* [MATERIALS PROVIDED]:
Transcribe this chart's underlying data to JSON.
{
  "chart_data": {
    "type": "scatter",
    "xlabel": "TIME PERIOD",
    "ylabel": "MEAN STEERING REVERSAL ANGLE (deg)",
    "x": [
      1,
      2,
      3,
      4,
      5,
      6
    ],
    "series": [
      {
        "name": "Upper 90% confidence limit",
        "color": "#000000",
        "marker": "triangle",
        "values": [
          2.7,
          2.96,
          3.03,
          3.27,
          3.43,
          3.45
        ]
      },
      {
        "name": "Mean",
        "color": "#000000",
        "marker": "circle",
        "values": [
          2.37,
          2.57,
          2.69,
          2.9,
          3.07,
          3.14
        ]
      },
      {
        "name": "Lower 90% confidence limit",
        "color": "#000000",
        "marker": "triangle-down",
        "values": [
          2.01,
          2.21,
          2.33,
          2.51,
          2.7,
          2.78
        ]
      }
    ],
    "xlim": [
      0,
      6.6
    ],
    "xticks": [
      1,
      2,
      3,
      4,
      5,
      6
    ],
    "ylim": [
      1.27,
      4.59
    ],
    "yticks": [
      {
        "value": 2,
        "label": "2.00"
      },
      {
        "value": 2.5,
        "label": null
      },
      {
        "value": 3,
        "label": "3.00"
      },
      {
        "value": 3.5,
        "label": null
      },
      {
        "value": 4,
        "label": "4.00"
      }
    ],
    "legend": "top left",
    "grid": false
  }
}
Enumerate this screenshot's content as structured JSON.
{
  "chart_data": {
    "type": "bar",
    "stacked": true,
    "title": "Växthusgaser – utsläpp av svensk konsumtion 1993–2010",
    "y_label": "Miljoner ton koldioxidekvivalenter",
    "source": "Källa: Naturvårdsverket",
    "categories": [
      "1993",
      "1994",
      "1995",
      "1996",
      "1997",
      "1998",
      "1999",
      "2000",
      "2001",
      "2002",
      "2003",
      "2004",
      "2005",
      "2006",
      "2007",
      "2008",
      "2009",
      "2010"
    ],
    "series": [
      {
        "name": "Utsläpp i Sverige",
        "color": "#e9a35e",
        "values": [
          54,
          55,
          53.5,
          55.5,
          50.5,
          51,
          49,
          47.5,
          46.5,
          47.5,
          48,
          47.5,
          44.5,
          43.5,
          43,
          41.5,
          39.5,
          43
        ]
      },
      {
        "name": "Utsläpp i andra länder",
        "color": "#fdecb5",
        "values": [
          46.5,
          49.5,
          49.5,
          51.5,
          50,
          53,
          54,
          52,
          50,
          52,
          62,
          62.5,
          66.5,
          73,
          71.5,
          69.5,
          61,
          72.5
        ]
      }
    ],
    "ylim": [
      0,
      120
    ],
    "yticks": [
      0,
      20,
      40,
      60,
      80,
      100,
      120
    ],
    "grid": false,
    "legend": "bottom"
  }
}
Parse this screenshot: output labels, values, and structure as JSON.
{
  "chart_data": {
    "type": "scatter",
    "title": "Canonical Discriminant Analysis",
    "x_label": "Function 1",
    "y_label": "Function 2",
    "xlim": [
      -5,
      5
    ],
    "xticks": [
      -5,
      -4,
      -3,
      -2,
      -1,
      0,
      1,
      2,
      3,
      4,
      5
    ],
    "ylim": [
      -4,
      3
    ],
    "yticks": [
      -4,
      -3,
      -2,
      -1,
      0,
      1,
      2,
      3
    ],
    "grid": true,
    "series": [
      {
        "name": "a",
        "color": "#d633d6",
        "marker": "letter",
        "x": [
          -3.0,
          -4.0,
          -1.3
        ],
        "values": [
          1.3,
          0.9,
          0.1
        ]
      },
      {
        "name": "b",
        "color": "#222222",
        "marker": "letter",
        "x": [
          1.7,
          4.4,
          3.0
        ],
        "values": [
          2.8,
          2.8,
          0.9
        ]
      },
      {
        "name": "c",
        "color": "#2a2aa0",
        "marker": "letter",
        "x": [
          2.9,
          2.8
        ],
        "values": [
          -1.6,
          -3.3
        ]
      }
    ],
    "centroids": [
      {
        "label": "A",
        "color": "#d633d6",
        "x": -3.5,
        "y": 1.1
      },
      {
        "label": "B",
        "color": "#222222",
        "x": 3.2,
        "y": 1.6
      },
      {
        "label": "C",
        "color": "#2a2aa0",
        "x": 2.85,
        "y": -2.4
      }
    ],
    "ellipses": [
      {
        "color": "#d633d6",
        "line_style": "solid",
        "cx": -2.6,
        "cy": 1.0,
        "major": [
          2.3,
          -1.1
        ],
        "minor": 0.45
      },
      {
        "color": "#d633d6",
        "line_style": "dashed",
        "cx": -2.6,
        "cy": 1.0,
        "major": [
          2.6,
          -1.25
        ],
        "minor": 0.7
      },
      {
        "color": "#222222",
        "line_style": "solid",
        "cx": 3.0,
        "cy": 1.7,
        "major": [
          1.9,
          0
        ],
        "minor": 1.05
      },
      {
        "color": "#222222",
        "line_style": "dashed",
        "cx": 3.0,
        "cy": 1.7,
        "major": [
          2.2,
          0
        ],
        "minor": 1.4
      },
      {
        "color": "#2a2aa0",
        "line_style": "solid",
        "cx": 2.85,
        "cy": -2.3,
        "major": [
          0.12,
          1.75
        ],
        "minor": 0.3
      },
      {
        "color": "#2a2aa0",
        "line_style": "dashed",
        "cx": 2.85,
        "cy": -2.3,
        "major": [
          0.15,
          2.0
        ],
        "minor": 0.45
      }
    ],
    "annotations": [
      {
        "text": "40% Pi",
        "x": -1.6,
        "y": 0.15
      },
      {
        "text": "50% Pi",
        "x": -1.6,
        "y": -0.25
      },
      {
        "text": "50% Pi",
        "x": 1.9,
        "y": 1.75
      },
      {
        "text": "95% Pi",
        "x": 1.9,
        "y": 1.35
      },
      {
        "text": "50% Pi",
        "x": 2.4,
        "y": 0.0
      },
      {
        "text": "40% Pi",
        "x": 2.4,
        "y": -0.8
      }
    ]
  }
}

* [TASK PROMPT]: Reproduce each line of the material containing the word "name".

* [EXERCISE ANSWER]:
        "name": "Upper 90% confidence limit",
        "name": "Mean",
        "name": "Lower 90% confidence limit",
        "name": "Utsläpp i Sverige",
        "name": "Utsläpp i andra länder",
        "name": "a",
        "name": "b",
        "name": "c",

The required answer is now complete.